═══ Data shown
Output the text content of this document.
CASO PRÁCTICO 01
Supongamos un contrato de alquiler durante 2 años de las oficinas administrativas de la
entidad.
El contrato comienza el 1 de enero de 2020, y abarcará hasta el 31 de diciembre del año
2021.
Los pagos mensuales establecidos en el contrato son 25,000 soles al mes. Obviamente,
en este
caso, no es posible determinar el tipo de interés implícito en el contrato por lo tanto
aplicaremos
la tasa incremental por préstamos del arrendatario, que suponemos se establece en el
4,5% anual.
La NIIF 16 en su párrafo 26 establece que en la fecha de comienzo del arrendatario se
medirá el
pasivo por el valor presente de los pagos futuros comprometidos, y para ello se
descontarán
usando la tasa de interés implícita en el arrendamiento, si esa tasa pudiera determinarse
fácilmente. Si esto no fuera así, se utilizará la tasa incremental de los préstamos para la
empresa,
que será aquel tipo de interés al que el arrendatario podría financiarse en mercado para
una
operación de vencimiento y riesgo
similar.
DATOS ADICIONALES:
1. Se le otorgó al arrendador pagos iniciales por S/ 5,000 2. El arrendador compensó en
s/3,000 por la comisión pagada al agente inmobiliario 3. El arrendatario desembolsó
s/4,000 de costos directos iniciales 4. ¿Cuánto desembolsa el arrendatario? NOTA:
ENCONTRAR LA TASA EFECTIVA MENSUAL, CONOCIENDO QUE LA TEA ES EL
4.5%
══════
### What to do
The records above are to be copied in full, exactly as written.

### Full output
Output the text content of this document.
CASO PRÁCTICO 01
Supongamos un contrato de alquiler durante 2 años de las oficinas administrativas de la
entidad.
El contrato comienza el 1 de enero de 2020, y abarcará hasta el 31 de diciembre del año
2021.
Los pagos mensuales establecidos en el contrato son 25,000 soles al mes. Obviamente,
en este
caso, no es posible determinar el tipo de interés implícito en el contrato por lo tanto
aplicaremos
la tasa incremental por préstamos del arrendatario, que suponemos se establece en el
4,5% anual.
La NIIF 16 en su párrafo 26 establece que en la fecha de comienzo del arrendatario se
medirá el
pasivo por el valor presente de los pagos futuros comprometidos, y para ello se
descontarán
usando la tasa de interés implícita en el arrendamiento, si esa tasa pudiera determinarse
fácilmente. Si esto no fuera así, se utilizará la tasa incremental de los préstamos para la
empresa,
que será aquel tipo de interés al que el arrendatario podría financiarse en mercado para
una
operación de vencimiento y riesgo
similar.
DATOS ADICIONALES:
1. Se le otorgó al arrendador pagos iniciales por S/ 5,000 2. El arrendador compensó en
s/3,000 por la comisión pagada al agente inmobiliario 3. El arrendatario desembolsó
s/4,000 de costos directos iniciales 4. ¿Cuánto desembolsa el arrendatario? NOTA:
ENCONTRAR LA TASA EFECTIVA MENSUAL, CONOCIENDO QUE LA TEA ES EL
4.5%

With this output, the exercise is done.